= WHAT YOU NEED TO DO =
Copy out every line that contains "山东省聊城市阳谷县狮子楼办事处金水路".

= MATERIAL =

........

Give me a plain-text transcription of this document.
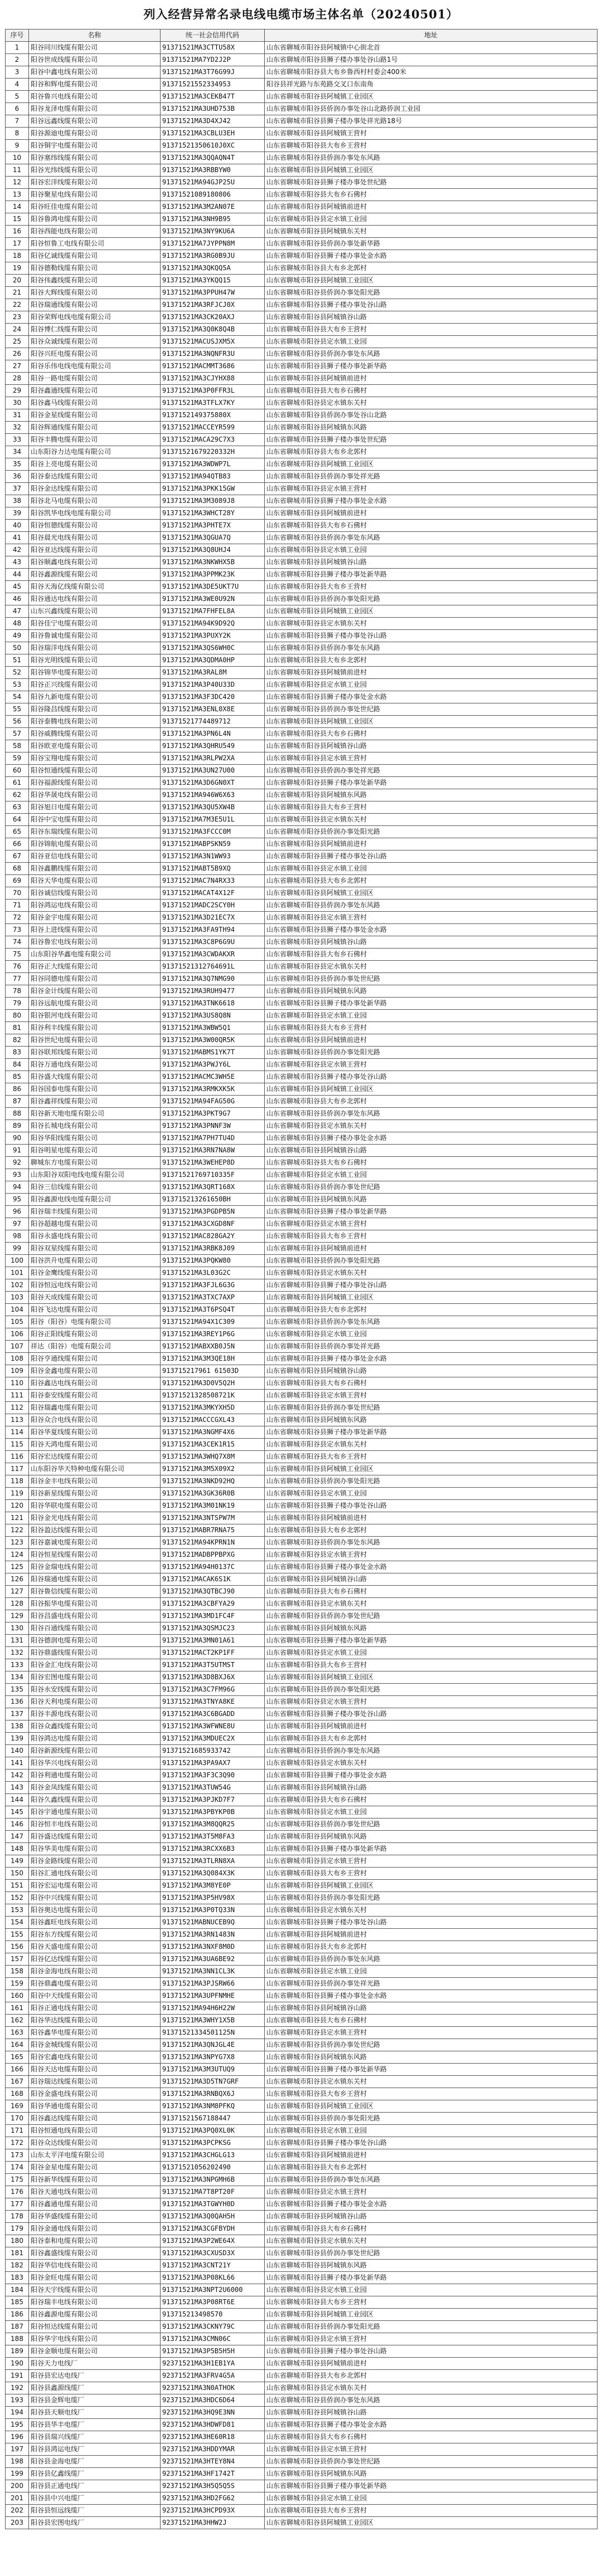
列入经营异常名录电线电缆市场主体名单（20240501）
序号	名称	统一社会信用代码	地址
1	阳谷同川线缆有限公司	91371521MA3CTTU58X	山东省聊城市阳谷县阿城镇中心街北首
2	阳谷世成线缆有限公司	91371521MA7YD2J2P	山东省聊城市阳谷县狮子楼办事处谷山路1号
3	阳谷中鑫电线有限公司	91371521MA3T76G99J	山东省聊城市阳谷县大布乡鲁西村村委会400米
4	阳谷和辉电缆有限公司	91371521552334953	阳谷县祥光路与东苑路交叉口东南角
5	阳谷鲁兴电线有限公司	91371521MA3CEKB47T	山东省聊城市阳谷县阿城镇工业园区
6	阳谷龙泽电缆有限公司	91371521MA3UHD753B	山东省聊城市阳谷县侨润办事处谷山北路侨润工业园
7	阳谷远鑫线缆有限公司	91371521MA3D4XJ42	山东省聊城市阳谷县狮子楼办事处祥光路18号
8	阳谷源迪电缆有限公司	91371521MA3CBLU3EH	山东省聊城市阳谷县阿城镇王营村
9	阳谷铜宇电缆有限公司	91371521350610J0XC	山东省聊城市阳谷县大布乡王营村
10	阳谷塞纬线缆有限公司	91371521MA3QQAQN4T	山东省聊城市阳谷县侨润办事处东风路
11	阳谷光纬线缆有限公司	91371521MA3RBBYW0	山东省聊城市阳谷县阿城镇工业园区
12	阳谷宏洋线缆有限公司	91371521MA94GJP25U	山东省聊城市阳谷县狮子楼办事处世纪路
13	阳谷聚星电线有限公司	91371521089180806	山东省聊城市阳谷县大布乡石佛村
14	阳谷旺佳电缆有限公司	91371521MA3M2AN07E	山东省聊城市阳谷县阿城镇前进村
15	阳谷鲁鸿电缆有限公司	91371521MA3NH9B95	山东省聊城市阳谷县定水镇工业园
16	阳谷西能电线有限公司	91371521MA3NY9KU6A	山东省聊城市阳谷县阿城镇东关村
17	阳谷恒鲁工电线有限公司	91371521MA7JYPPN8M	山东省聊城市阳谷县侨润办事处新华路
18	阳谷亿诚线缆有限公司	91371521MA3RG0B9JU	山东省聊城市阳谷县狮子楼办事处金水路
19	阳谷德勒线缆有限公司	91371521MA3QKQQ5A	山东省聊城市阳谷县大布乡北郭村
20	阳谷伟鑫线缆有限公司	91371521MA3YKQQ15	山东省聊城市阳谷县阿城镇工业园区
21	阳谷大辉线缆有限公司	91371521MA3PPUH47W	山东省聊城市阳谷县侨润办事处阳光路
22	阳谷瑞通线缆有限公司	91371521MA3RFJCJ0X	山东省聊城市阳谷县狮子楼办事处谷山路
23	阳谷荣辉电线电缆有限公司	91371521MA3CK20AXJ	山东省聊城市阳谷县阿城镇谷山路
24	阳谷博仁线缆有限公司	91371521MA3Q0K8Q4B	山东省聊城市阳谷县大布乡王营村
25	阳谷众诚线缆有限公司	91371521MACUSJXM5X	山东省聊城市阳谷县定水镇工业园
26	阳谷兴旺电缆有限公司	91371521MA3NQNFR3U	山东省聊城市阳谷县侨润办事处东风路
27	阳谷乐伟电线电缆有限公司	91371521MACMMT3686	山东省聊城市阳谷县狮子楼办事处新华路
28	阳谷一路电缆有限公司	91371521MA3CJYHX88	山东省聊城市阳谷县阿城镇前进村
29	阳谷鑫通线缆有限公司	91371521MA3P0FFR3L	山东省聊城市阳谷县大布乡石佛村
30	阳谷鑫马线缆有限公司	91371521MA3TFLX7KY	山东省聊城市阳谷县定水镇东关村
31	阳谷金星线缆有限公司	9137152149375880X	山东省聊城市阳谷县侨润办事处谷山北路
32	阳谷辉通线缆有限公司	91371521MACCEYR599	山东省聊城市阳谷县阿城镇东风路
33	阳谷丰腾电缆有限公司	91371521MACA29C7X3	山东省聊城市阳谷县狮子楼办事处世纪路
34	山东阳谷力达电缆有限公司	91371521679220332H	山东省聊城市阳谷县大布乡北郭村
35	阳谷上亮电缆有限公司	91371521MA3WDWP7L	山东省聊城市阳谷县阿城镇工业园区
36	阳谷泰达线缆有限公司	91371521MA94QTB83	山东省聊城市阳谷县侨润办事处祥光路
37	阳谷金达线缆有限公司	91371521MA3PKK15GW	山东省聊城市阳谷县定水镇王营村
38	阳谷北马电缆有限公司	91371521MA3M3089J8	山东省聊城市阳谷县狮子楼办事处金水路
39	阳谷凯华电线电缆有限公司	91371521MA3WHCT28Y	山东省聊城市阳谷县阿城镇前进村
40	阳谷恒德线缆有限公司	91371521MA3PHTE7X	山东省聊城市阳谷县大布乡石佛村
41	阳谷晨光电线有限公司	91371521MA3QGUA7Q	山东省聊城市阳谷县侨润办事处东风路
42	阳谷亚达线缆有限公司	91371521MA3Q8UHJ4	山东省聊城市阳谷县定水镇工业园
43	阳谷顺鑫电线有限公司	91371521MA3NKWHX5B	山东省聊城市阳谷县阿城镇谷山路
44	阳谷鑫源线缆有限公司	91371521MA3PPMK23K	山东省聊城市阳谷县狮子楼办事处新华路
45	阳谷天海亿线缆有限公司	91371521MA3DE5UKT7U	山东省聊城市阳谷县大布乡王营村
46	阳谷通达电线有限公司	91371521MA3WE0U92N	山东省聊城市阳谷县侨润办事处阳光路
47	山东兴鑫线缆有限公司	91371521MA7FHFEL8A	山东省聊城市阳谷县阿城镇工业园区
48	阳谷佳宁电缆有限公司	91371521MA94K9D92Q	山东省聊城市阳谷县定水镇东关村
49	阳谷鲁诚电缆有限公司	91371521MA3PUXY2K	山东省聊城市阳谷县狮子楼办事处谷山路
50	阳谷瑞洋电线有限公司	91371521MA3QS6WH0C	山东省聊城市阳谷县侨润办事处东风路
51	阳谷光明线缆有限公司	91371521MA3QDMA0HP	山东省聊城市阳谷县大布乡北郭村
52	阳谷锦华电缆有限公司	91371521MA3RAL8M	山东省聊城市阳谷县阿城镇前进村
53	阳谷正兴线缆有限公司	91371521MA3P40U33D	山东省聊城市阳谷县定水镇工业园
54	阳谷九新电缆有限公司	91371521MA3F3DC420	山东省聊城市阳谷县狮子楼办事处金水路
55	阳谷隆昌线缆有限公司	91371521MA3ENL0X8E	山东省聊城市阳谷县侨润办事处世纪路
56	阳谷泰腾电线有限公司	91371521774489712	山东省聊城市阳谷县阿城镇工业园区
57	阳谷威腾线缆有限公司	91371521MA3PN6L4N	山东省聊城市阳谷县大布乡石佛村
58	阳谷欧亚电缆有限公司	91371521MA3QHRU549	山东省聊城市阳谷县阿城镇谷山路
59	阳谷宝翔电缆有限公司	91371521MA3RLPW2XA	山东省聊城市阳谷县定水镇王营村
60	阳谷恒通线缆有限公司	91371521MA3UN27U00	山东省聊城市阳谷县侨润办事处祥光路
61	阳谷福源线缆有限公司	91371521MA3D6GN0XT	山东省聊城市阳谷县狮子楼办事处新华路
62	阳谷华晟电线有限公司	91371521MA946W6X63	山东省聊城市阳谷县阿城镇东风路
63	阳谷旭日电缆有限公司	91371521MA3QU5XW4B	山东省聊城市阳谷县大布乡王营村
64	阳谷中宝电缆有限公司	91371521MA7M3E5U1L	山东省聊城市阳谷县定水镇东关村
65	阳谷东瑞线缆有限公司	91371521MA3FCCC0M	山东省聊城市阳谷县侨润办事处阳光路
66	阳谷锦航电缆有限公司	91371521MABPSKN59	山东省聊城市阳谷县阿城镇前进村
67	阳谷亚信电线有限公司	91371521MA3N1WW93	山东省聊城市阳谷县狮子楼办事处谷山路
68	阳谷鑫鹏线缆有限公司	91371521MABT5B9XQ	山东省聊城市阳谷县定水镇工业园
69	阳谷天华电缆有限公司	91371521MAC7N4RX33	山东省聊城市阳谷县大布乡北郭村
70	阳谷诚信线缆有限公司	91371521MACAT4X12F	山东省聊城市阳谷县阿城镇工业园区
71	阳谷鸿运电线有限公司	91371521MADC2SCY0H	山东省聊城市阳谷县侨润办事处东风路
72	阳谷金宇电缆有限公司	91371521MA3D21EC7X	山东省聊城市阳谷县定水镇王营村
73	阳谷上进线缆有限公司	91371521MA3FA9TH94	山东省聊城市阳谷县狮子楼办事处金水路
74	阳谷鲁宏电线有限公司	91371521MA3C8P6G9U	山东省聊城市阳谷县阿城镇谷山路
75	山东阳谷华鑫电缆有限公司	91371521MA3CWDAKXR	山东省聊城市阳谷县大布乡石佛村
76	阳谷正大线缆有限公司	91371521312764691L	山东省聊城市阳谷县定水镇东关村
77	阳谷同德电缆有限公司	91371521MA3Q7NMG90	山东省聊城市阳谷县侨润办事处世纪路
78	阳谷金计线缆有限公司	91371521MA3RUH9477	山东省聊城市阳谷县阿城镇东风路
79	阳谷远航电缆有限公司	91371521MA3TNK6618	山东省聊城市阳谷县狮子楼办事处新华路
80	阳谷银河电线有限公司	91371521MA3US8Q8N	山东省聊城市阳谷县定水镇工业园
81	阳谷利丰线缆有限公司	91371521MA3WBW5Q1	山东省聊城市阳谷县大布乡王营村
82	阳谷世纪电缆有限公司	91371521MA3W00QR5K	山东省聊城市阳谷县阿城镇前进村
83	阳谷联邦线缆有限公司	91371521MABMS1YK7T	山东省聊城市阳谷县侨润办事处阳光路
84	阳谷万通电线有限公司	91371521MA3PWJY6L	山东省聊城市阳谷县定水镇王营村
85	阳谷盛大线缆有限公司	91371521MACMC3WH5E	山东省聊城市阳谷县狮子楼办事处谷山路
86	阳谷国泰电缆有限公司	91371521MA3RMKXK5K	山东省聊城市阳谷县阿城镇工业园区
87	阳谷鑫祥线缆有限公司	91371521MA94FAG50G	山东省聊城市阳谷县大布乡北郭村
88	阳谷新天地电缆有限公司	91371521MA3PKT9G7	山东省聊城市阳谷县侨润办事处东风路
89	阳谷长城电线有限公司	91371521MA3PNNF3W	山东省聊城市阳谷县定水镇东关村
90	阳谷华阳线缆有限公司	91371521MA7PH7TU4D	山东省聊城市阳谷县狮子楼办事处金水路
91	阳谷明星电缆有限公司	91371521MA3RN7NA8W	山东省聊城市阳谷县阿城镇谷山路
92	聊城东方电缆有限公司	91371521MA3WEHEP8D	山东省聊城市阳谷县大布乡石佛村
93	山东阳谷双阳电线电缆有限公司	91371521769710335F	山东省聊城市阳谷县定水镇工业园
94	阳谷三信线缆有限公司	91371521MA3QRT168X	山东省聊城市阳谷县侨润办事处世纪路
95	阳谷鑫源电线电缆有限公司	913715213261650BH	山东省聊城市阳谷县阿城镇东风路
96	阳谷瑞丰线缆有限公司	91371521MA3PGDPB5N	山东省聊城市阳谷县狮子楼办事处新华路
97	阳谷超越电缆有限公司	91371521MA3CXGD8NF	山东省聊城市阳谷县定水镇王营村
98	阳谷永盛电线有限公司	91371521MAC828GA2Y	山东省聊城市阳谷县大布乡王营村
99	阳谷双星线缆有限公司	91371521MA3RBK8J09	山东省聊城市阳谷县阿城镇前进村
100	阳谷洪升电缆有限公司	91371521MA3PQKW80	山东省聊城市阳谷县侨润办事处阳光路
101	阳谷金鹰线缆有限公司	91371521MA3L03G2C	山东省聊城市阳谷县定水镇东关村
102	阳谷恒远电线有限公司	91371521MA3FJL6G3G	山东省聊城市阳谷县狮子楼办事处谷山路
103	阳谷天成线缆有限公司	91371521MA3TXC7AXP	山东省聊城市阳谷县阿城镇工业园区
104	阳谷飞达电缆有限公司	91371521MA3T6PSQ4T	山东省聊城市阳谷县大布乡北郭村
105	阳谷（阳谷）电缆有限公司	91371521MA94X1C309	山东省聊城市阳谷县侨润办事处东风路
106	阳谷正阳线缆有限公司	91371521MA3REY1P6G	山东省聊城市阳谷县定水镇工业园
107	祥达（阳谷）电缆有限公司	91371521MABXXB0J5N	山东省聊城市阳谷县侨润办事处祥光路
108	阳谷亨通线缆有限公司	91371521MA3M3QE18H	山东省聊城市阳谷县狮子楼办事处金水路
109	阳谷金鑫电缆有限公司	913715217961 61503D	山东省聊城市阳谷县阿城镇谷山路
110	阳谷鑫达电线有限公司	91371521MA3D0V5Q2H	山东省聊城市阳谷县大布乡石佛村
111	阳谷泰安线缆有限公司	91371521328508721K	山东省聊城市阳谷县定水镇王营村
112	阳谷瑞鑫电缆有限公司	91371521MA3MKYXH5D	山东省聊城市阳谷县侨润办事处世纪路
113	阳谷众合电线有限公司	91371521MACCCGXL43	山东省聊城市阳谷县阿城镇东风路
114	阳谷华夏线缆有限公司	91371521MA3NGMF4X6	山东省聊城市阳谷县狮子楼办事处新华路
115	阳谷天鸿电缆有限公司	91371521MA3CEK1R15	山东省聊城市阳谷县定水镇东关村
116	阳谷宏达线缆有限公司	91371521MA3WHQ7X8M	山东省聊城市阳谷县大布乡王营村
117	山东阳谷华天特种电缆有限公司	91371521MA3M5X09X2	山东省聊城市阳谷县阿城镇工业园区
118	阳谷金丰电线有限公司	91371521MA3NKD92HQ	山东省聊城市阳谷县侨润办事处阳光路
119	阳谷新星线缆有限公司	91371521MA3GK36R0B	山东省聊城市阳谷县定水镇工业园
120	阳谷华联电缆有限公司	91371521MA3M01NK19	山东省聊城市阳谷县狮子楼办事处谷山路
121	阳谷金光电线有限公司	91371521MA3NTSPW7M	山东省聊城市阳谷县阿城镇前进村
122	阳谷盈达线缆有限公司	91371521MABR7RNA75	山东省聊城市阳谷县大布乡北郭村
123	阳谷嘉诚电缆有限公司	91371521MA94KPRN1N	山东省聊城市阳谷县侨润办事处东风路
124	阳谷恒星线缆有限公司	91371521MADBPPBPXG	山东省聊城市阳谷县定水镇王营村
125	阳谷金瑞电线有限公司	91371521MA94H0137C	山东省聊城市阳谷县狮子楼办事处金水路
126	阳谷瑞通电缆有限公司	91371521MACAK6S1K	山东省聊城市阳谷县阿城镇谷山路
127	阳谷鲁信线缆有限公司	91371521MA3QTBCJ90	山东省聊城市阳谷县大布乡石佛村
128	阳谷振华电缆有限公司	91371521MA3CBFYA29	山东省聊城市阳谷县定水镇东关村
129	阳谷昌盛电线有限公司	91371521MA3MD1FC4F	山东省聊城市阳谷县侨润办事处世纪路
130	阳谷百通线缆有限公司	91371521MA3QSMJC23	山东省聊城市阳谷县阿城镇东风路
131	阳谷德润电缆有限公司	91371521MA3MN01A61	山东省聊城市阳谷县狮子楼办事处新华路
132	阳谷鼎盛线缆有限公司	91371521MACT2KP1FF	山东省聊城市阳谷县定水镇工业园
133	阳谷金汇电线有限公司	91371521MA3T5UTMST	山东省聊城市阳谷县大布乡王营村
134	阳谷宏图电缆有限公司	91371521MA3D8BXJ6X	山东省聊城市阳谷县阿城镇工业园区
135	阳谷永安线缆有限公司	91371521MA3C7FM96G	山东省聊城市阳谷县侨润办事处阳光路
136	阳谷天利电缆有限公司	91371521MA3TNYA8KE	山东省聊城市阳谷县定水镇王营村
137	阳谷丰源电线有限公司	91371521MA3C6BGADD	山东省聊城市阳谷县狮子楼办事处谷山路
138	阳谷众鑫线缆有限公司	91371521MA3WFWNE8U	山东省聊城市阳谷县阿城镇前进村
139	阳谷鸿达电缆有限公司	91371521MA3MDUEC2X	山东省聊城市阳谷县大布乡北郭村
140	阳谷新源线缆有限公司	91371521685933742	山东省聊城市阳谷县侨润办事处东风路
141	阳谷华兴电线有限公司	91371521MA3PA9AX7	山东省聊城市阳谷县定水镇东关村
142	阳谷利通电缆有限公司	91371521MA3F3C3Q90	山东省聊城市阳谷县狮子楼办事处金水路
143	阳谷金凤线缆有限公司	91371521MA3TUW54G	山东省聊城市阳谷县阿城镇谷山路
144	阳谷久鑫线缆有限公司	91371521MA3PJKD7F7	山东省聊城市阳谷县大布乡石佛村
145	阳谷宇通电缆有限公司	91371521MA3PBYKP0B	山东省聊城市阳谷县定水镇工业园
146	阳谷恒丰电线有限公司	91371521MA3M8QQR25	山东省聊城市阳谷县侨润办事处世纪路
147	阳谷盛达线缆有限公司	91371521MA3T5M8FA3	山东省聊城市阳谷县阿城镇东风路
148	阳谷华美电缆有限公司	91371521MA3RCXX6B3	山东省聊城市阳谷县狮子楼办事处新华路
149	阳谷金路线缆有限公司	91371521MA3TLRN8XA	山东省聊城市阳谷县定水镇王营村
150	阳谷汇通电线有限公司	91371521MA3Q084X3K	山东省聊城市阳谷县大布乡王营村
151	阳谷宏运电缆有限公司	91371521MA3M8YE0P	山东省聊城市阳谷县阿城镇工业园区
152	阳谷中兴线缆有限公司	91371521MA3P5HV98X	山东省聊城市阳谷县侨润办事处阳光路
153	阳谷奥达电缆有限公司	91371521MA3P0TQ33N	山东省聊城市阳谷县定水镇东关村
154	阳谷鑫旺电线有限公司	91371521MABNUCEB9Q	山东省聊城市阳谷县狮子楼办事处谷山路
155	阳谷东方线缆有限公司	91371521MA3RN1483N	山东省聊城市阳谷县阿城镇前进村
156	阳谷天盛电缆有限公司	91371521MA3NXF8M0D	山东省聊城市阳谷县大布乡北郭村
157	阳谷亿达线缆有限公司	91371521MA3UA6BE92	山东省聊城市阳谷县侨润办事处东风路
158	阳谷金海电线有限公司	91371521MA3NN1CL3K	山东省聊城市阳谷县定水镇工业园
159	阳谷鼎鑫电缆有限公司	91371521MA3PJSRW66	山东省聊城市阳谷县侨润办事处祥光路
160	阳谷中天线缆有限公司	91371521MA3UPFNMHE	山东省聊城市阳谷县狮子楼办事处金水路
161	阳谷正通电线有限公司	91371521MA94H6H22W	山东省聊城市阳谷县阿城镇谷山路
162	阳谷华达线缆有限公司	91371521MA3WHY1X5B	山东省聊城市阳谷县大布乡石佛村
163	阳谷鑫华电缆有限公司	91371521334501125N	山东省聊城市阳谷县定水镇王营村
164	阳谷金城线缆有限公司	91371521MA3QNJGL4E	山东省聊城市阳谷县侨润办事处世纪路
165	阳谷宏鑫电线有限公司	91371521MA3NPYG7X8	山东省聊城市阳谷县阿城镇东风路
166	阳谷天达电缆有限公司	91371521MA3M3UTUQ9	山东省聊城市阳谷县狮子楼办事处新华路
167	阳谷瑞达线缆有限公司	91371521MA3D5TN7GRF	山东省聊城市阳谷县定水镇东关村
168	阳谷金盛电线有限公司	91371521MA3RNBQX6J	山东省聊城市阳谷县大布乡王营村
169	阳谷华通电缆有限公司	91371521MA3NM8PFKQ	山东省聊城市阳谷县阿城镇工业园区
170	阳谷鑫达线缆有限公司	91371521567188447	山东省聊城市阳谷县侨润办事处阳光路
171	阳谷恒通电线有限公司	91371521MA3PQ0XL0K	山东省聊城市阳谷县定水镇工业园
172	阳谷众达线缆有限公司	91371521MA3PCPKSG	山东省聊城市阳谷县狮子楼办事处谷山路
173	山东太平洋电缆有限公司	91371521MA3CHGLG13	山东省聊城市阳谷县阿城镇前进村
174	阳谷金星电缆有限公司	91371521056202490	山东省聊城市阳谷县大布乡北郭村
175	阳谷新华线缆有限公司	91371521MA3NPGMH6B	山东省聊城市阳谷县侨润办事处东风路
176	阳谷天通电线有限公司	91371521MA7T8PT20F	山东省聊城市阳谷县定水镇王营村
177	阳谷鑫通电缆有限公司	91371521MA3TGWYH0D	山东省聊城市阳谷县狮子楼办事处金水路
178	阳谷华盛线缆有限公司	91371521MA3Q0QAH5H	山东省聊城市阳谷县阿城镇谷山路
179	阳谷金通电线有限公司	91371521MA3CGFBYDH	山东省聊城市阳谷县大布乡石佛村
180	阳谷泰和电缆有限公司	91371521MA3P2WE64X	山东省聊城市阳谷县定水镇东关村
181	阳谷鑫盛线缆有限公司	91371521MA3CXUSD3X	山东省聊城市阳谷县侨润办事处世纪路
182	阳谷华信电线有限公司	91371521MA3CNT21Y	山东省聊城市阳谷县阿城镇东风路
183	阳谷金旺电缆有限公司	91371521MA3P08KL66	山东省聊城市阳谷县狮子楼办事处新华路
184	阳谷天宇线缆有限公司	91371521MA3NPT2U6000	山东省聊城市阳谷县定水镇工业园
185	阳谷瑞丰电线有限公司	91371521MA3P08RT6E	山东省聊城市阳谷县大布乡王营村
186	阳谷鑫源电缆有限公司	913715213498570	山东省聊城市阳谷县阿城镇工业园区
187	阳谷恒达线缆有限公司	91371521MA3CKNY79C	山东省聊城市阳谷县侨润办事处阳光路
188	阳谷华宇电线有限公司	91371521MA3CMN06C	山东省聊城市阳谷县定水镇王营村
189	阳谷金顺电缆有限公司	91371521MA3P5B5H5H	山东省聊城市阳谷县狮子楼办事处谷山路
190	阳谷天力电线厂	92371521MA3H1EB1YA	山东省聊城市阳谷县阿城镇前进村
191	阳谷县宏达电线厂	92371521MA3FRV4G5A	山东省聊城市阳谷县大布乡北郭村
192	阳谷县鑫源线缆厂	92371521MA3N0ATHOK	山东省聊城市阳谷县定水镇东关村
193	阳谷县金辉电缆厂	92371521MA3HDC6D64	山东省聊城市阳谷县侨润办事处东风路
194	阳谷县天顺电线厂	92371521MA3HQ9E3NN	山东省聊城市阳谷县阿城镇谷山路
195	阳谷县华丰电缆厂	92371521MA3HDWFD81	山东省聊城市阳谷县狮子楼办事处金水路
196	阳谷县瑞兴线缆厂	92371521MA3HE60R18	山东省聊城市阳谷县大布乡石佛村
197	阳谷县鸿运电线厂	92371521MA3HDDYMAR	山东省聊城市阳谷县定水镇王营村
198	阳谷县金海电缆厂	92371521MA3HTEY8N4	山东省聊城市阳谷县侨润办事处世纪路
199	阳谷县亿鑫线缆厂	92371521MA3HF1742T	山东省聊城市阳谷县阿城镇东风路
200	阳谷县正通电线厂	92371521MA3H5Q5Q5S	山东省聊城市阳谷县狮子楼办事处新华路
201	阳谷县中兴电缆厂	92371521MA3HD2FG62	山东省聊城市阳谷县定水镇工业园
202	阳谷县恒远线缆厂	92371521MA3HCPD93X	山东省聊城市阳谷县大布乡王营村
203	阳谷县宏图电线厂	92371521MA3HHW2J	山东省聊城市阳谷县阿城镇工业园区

........

= WRITTEN ANSWER =
18	阳谷亿诚线缆有限公司	91371521MA3RG0B9JU	山东省聊城市阳谷县狮子楼办事处金水路
38	阳谷北马电缆有限公司	91371521MA3M3089J8	山东省聊城市阳谷县狮子楼办事处金水路
54	阳谷九新电缆有限公司	91371521MA3F3DC420	山东省聊城市阳谷县狮子楼办事处金水路
73	阳谷上进线缆有限公司	91371521MA3FA9TH94	山东省聊城市阳谷县狮子楼办事处金水路
90	阳谷华阳线缆有限公司	91371521MA7PH7TU4D	山东省聊城市阳谷县狮子楼办事处金水路
108	阳谷亨通线缆有限公司	91371521MA3M3QE18H	山东省聊城市阳谷县狮子楼办事处金水路
125	阳谷金瑞电线有限公司	91371521MA94H0137C	山东省聊城市阳谷县狮子楼办事处金水路
142	阳谷利通电缆有限公司	91371521MA3F3C3Q90	山东省聊城市阳谷县狮子楼办事处金水路
160	阳谷中天线缆有限公司	91371521MA3UPFNMHE	山东省聊城市阳谷县狮子楼办事处金水路
177	阳谷鑫通电缆有限公司	91371521MA3TGWYH0D	山东省聊城市阳谷县狮子楼办事处金水路
195	阳谷县华丰电缆厂	92371521MA3HDWFD81	山东省聊城市阳谷县狮子楼办事处金水路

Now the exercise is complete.